[Stored data]
--- START ---
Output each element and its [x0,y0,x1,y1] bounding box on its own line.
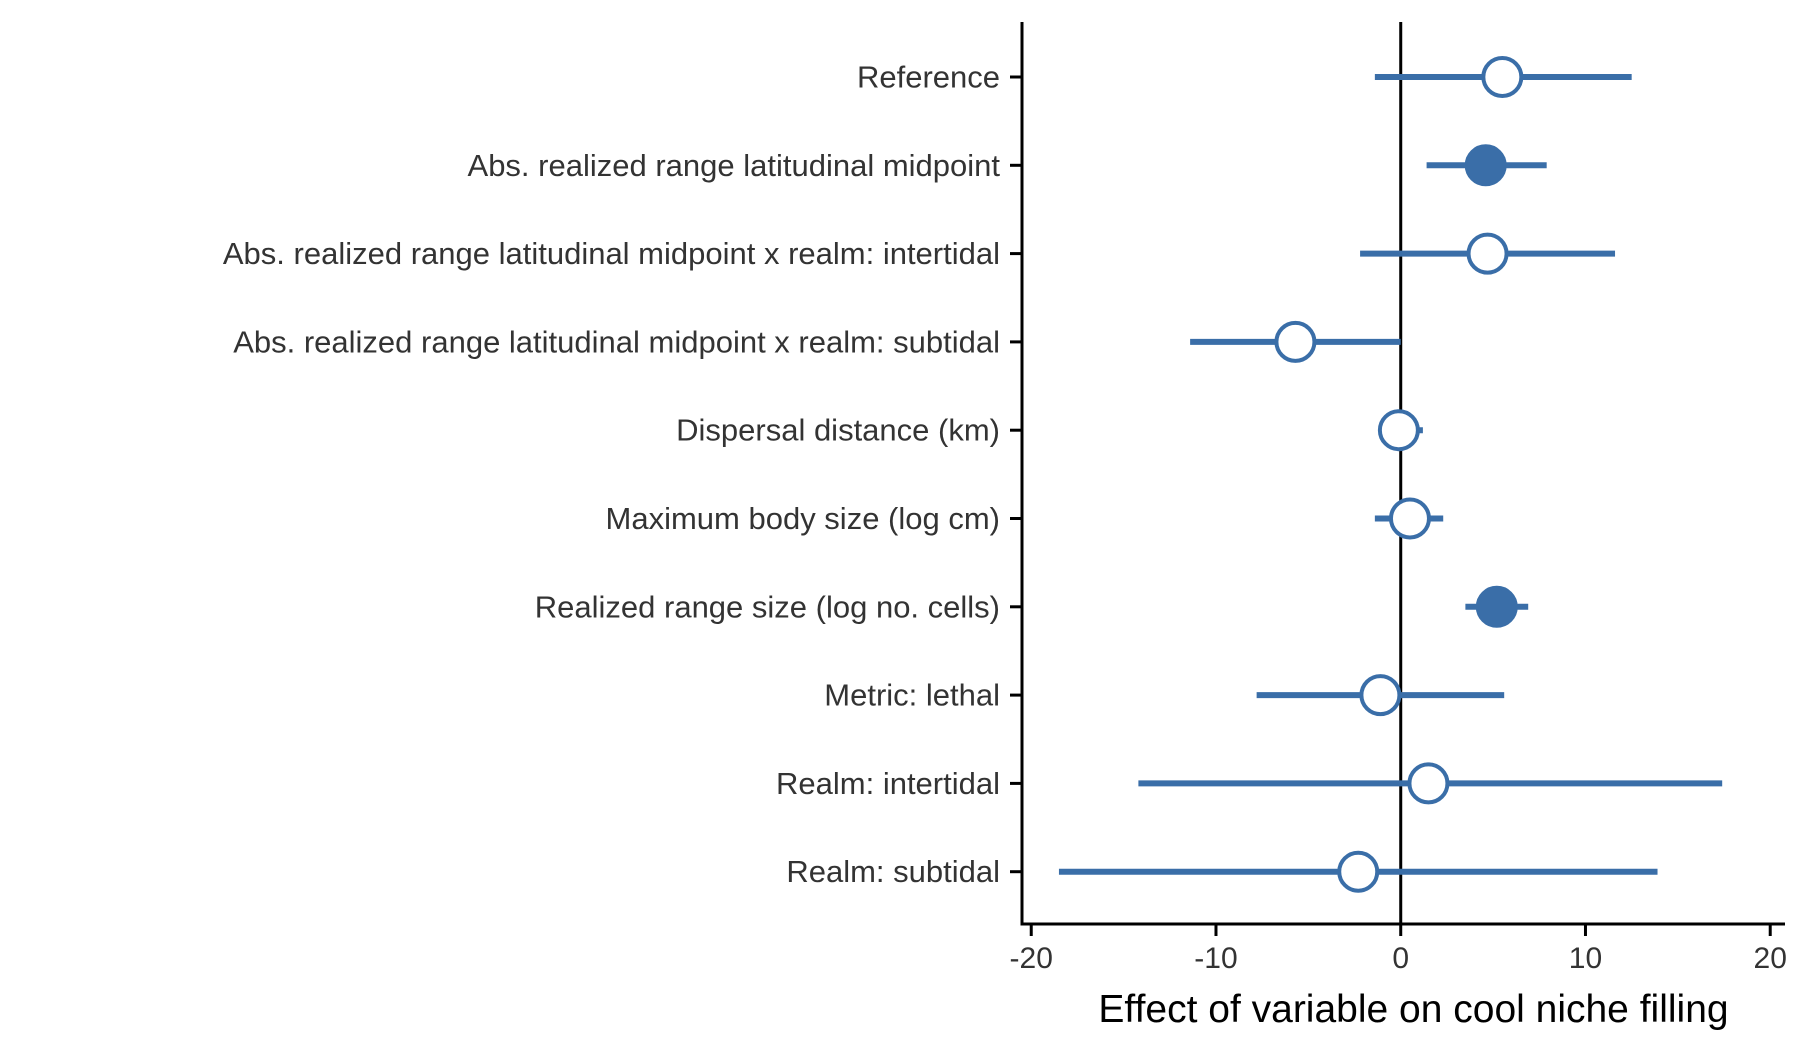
row-label: Reference [857,60,1000,95]
x-tick-label: 10 [1569,942,1602,975]
x-tick-label: 0 [1392,942,1409,975]
x-axis-ticks: -20 -10 0 10 20 [1010,924,1787,975]
row-label: Abs. realized range latitudinal midpoint… [223,236,1000,271]
y-axis-ticks [1010,75,1022,874]
confidence-intervals [1058,74,1723,875]
point-estimate-open [1466,232,1509,275]
point-estimates [1274,56,1524,893]
point-estimate-open [1388,497,1431,540]
row-label: Maximum body size (log cm) [606,501,1000,536]
row-label: Metric: lethal [824,678,1000,713]
row-label: Realm: intertidal [776,766,1000,801]
row-label: Realized range size (log no. cells) [535,589,1000,624]
x-tick-label: -10 [1194,942,1237,975]
row-label: Abs. realized range latitudinal midpoint… [233,324,1000,359]
row-label: Abs. realized range latitudinal midpoint [468,148,1001,183]
x-axis-title: Effect of variable on cool niche filling [1098,988,1728,1031]
point-estimate-open [1481,56,1524,98]
row-labels: Reference Abs. realized range latitudinal… [223,60,1001,890]
row-label: Dispersal distance (km) [676,413,1000,448]
point-estimate-filled [1464,144,1507,187]
point-estimate-open [1359,674,1402,717]
point-estimate-open [1337,850,1380,893]
row-label: Realm: subtidal [786,854,1000,889]
point-estimate-open [1407,762,1450,805]
x-tick-label: 20 [1754,942,1787,975]
point-estimate-open [1274,320,1317,363]
point-estimate-open [1377,409,1420,452]
x-tick-label: -20 [1010,942,1053,975]
point-estimate-filled [1475,585,1518,628]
--- END ---
| REQUIRED ACTION |
For every line above with the word "filled" in it, make a copy.

| EXERCISE OUTPUT |
point-estimate-filled [1464,144,1507,187]
point-estimate-filled [1475,585,1518,628]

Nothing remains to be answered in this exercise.